Task to complete:
Scan the material that follows. Copy every line containing the word "Output".

Entries provided:
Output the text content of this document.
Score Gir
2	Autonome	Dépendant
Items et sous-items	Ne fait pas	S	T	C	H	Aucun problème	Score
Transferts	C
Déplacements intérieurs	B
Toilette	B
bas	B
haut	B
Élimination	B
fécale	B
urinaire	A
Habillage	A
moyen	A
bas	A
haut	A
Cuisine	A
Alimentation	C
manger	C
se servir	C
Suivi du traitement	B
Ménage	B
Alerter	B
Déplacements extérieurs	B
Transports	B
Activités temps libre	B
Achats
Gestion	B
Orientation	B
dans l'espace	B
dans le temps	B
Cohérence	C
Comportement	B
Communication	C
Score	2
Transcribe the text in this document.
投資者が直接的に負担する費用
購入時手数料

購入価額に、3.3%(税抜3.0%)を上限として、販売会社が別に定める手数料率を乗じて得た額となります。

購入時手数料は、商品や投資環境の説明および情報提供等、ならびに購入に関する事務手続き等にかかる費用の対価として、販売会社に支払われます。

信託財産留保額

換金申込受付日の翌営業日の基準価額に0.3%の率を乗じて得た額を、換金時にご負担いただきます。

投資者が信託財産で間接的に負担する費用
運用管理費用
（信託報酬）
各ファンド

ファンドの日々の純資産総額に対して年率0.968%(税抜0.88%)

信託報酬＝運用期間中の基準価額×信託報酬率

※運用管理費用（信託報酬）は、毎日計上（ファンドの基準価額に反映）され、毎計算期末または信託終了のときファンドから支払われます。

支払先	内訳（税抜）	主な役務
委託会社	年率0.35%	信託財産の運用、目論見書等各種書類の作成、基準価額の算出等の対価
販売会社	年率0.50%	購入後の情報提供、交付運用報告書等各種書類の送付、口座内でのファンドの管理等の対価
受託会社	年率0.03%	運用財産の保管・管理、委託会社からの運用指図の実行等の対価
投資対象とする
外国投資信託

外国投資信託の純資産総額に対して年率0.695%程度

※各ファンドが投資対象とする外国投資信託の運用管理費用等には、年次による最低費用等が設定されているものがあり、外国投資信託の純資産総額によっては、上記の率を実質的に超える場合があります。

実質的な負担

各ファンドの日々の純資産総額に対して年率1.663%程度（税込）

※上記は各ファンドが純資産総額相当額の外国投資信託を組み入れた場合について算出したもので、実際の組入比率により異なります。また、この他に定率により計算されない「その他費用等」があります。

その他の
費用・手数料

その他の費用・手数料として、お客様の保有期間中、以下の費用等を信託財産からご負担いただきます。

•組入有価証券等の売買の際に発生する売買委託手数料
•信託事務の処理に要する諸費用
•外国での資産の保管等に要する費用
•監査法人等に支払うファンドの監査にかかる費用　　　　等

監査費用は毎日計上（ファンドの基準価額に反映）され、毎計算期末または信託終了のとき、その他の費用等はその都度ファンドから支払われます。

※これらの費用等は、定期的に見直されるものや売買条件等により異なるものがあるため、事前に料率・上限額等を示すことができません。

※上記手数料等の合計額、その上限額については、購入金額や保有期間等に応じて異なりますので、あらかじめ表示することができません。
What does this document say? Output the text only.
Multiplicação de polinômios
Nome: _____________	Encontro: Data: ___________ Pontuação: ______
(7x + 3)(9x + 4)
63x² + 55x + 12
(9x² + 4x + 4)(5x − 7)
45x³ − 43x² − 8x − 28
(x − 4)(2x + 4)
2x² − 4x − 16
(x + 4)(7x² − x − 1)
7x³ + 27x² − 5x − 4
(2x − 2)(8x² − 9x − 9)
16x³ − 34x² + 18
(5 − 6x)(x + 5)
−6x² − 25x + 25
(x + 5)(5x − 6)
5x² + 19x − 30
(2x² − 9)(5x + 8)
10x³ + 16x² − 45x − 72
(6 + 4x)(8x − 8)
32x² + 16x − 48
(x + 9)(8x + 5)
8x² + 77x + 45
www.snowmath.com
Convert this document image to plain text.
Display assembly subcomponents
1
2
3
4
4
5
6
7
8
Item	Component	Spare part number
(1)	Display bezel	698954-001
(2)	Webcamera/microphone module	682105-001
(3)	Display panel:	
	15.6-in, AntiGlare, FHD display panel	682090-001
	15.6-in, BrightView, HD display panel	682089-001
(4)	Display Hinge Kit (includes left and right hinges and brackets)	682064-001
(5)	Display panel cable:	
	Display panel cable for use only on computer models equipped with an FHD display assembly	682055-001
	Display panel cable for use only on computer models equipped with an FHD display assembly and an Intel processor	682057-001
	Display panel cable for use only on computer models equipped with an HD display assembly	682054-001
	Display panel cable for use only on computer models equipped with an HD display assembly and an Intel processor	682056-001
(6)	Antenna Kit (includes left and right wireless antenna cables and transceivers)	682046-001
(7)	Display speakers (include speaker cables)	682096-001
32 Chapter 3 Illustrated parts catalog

Response below:
Output the text content of this document.
What does this document say? Output the text only.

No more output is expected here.